> Written problem
Please restate the following records word for word.

**** Information given ****

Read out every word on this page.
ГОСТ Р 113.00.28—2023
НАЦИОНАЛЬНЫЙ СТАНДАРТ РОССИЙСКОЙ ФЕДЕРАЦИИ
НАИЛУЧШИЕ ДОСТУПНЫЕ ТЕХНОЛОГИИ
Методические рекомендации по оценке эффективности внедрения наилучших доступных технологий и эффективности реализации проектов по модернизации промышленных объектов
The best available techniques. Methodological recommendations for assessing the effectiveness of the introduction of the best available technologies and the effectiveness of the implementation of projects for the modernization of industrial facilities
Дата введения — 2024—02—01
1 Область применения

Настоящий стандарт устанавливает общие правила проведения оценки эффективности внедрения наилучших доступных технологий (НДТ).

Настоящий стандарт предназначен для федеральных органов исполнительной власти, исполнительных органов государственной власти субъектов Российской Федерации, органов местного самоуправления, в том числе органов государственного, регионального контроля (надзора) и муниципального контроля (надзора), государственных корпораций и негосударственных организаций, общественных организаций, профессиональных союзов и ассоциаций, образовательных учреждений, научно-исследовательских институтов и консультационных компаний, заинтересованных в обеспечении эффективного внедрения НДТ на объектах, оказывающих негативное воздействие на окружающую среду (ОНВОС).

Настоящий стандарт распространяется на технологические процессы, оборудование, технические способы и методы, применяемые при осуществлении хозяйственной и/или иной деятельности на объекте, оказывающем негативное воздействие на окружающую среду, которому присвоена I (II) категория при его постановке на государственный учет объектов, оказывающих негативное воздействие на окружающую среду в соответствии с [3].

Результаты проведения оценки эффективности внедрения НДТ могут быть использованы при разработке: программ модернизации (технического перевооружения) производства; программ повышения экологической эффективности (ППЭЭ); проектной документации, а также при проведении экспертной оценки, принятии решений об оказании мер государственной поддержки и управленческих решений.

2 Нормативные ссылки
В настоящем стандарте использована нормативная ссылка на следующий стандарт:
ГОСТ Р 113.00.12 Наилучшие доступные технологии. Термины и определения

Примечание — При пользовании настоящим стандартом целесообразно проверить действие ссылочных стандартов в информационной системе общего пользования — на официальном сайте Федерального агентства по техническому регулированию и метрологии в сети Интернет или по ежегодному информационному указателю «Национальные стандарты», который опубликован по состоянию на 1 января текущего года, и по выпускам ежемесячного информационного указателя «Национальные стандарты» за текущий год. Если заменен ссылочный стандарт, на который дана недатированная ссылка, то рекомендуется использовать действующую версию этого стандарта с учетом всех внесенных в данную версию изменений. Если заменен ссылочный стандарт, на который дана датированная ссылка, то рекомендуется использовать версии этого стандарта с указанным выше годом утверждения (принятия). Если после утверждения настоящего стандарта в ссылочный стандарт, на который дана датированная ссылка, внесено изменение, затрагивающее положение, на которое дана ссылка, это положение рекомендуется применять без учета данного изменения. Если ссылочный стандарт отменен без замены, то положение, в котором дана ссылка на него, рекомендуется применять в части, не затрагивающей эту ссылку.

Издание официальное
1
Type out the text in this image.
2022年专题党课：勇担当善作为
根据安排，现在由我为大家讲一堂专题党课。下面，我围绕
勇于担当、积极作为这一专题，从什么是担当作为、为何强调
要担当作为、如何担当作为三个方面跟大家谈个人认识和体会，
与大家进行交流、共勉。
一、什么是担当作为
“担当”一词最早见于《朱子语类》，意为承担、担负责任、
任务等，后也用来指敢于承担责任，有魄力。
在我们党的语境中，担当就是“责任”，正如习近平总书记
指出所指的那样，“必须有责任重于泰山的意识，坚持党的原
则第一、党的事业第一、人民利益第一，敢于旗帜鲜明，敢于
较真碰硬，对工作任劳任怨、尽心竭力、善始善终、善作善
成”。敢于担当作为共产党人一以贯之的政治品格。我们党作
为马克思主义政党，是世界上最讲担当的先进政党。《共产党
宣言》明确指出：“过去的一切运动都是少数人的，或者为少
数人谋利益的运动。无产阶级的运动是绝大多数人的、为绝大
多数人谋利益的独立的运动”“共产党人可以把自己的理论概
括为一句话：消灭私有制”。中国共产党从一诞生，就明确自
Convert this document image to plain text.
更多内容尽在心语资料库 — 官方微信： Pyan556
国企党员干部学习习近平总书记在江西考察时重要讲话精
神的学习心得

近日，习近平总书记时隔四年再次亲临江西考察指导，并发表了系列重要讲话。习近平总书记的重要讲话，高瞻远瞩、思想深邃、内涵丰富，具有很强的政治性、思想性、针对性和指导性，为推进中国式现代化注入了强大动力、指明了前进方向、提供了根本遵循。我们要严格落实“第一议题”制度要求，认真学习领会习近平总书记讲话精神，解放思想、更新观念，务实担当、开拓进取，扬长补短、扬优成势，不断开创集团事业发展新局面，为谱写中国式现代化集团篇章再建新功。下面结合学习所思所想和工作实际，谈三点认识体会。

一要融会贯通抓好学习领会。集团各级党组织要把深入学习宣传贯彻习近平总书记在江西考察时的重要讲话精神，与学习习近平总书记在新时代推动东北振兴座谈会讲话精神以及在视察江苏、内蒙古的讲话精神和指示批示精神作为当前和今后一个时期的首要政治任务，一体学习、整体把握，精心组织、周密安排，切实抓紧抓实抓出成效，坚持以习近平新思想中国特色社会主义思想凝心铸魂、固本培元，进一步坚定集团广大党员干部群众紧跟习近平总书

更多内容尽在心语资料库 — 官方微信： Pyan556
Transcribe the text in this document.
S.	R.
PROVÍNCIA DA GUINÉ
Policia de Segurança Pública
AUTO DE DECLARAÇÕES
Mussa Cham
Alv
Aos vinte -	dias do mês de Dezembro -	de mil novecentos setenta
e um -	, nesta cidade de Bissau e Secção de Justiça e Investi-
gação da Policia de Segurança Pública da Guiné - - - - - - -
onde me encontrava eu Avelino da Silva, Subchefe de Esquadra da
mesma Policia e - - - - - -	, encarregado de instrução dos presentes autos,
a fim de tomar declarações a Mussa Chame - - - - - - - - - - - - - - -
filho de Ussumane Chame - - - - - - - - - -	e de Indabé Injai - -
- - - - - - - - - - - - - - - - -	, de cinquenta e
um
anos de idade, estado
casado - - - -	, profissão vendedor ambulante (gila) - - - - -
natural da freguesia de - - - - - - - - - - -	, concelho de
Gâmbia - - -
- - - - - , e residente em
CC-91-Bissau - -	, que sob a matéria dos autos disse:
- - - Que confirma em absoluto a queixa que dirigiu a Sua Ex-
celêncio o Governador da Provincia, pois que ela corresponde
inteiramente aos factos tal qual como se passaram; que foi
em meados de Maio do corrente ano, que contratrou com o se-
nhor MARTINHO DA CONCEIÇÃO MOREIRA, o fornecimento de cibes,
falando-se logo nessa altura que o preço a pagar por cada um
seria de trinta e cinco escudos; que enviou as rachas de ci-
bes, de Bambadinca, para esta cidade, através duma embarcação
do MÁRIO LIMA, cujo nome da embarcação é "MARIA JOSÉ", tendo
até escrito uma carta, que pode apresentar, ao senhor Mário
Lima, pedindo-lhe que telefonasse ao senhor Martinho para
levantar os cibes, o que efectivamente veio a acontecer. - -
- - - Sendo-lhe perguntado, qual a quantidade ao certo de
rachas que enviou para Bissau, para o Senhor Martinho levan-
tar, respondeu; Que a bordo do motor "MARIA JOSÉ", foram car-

****

> Finished exercise
Read out every word on this page.
ГОСТ Р 113.00.28—2023
НАЦИОНАЛЬНЫЙ СТАНДАРТ РОССИЙСКОЙ ФЕДЕРАЦИИ
НАИЛУЧШИЕ ДОСТУПНЫЕ ТЕХНОЛОГИИ
Методические рекомендации по оценке эффективности внедрения наилучших доступных технологий и эффективности реализации проектов по модернизации промышленных объектов
The best available techniques. Methodological recommendations for assessing the effectiveness of the introduction of the best available technologies and the effectiveness of the implementation of projects for the modernization of industrial facilities
Дата введения — 2024—02—01
1 Область применения

Настоящий стандарт устанавливает общие правила проведения оценки эффективности внедрения наилучших доступных технологий (НДТ).

Настоящий стандарт предназначен для федеральных органов исполнительной власти, исполнительных органов государственной власти субъектов Российской Федерации, органов местного самоуправления, в том числе органов государственного, регионального контроля (надзора) и муниципального контроля (надзора), государственных корпораций и негосударственных организаций, общественных организаций, профессиональных союзов и ассоциаций, образовательных учреждений, научно-исследовательских институтов и консультационных компаний, заинтересованных в обеспечении эффективного внедрения НДТ на объектах, оказывающих негативное воздействие на окружающую среду (ОНВОС).

Настоящий стандарт распространяется на технологические процессы, оборудование, технические способы и методы, применяемые при осуществлении хозяйственной и/или иной деятельности на объекте, оказывающем негативное воздействие на окружающую среду, которому присвоена I (II) категория при его постановке на государственный учет объектов, оказывающих негативное воздействие на окружающую среду в соответствии с [3].

Результаты проведения оценки эффективности внедрения НДТ могут быть использованы при разработке: программ модернизации (технического перевооружения) производства; программ повышения экологической эффективности (ППЭЭ); проектной документации, а также при проведении экспертной оценки, принятии решений об оказании мер государственной поддержки и управленческих решений.

2 Нормативные ссылки
В настоящем стандарте использована нормативная ссылка на следующий стандарт:
ГОСТ Р 113.00.12 Наилучшие доступные технологии. Термины и определения

Примечание — При пользовании настоящим стандартом целесообразно проверить действие ссылочных стандартов в информационной системе общего пользования — на официальном сайте Федерального агентства по техническому регулированию и метрологии в сети Интернет или по ежегодному информационному указателю «Национальные стандарты», который опубликован по состоянию на 1 января текущего года, и по выпускам ежемесячного информационного указателя «Национальные стандарты» за текущий год. Если заменен ссылочный стандарт, на который дана недатированная ссылка, то рекомендуется использовать действующую версию этого стандарта с учетом всех внесенных в данную версию изменений. Если заменен ссылочный стандарт, на который дана датированная ссылка, то рекомендуется использовать версии этого стандарта с указанным выше годом утверждения (принятия). Если после утверждения настоящего стандарта в ссылочный стандарт, на который дана датированная ссылка, внесено изменение, затрагивающее положение, на которое дана ссылка, это положение рекомендуется применять без учета данного изменения. Если ссылочный стандарт отменен без замены, то положение, в котором дана ссылка на него, рекомендуется применять в части, не затрагивающей эту ссылку.

Издание официальное
1
Type out the text in this image.
2022年专题党课：勇担当善作为
根据安排，现在由我为大家讲一堂专题党课。下面，我围绕
勇于担当、积极作为这一专题，从什么是担当作为、为何强调
要担当作为、如何担当作为三个方面跟大家谈个人认识和体会，
与大家进行交流、共勉。
一、什么是担当作为
“担当”一词最早见于《朱子语类》，意为承担、担负责任、
任务等，后也用来指敢于承担责任，有魄力。
在我们党的语境中，担当就是“责任”，正如习近平总书记
指出所指的那样，“必须有责任重于泰山的意识，坚持党的原
则第一、党的事业第一、人民利益第一，敢于旗帜鲜明，敢于
较真碰硬，对工作任劳任怨、尽心竭力、善始善终、善作善
成”。敢于担当作为共产党人一以贯之的政治品格。我们党作
为马克思主义政党，是世界上最讲担当的先进政党。《共产党
宣言》明确指出：“过去的一切运动都是少数人的，或者为少
数人谋利益的运动。无产阶级的运动是绝大多数人的、为绝大
多数人谋利益的独立的运动”“共产党人可以把自己的理论概
括为一句话：消灭私有制”。中国共产党从一诞生，就明确自
Convert this document image to plain text.
更多内容尽在心语资料库 — 官方微信： Pyan556
国企党员干部学习习近平总书记在江西考察时重要讲话精
神的学习心得

近日，习近平总书记时隔四年再次亲临江西考察指导，并发表了系列重要讲话。习近平总书记的重要讲话，高瞻远瞩、思想深邃、内涵丰富，具有很强的政治性、思想性、针对性和指导性，为推进中国式现代化注入了强大动力、指明了前进方向、提供了根本遵循。我们要严格落实“第一议题”制度要求，认真学习领会习近平总书记讲话精神，解放思想、更新观念，务实担当、开拓进取，扬长补短、扬优成势，不断开创集团事业发展新局面，为谱写中国式现代化集团篇章再建新功。下面结合学习所思所想和工作实际，谈三点认识体会。

一要融会贯通抓好学习领会。集团各级党组织要把深入学习宣传贯彻习近平总书记在江西考察时的重要讲话精神，与学习习近平总书记在新时代推动东北振兴座谈会讲话精神以及在视察江苏、内蒙古的讲话精神和指示批示精神作为当前和今后一个时期的首要政治任务，一体学习、整体把握，精心组织、周密安排，切实抓紧抓实抓出成效，坚持以习近平新思想中国特色社会主义思想凝心铸魂、固本培元，进一步坚定集团广大党员干部群众紧跟习近平总书

更多内容尽在心语资料库 — 官方微信： Pyan556
Transcribe the text in this document.
S.	R.
PROVÍNCIA DA GUINÉ
Policia de Segurança Pública
AUTO DE DECLARAÇÕES
Mussa Cham
Alv
Aos vinte -	dias do mês de Dezembro -	de mil novecentos setenta
e um -	, nesta cidade de Bissau e Secção de Justiça e Investi-
gação da Policia de Segurança Pública da Guiné - - - - - - -
onde me encontrava eu Avelino da Silva, Subchefe de Esquadra da
mesma Policia e - - - - - -	, encarregado de instrução dos presentes autos,
a fim de tomar declarações a Mussa Chame - - - - - - - - - - - - - - -
filho de Ussumane Chame - - - - - - - - - -	e de Indabé Injai - -
- - - - - - - - - - - - - - - - -	, de cinquenta e
um
anos de idade, estado
casado - - - -	, profissão vendedor ambulante (gila) - - - - -
natural da freguesia de - - - - - - - - - - -	, concelho de
Gâmbia - - -
- - - - - , e residente em
CC-91-Bissau - -	, que sob a matéria dos autos disse:
- - - Que confirma em absoluto a queixa que dirigiu a Sua Ex-
celêncio o Governador da Provincia, pois que ela corresponde
inteiramente aos factos tal qual como se passaram; que foi
em meados de Maio do corrente ano, que contratrou com o se-
nhor MARTINHO DA CONCEIÇÃO MOREIRA, o fornecimento de cibes,
falando-se logo nessa altura que o preço a pagar por cada um
seria de trinta e cinco escudos; que enviou as rachas de ci-
bes, de Bambadinca, para esta cidade, através duma embarcação
do MÁRIO LIMA, cujo nome da embarcação é "MARIA JOSÉ", tendo
até escrito uma carta, que pode apresentar, ao senhor Mário
Lima, pedindo-lhe que telefonasse ao senhor Martinho para
levantar os cibes, o que efectivamente veio a acontecer. - -
- - - Sendo-lhe perguntado, qual a quantidade ao certo de
rachas que enviou para Bissau, para o Senhor Martinho levan-
tar, respondeu; Que a bordo do motor "MARIA JOSÉ", foram car-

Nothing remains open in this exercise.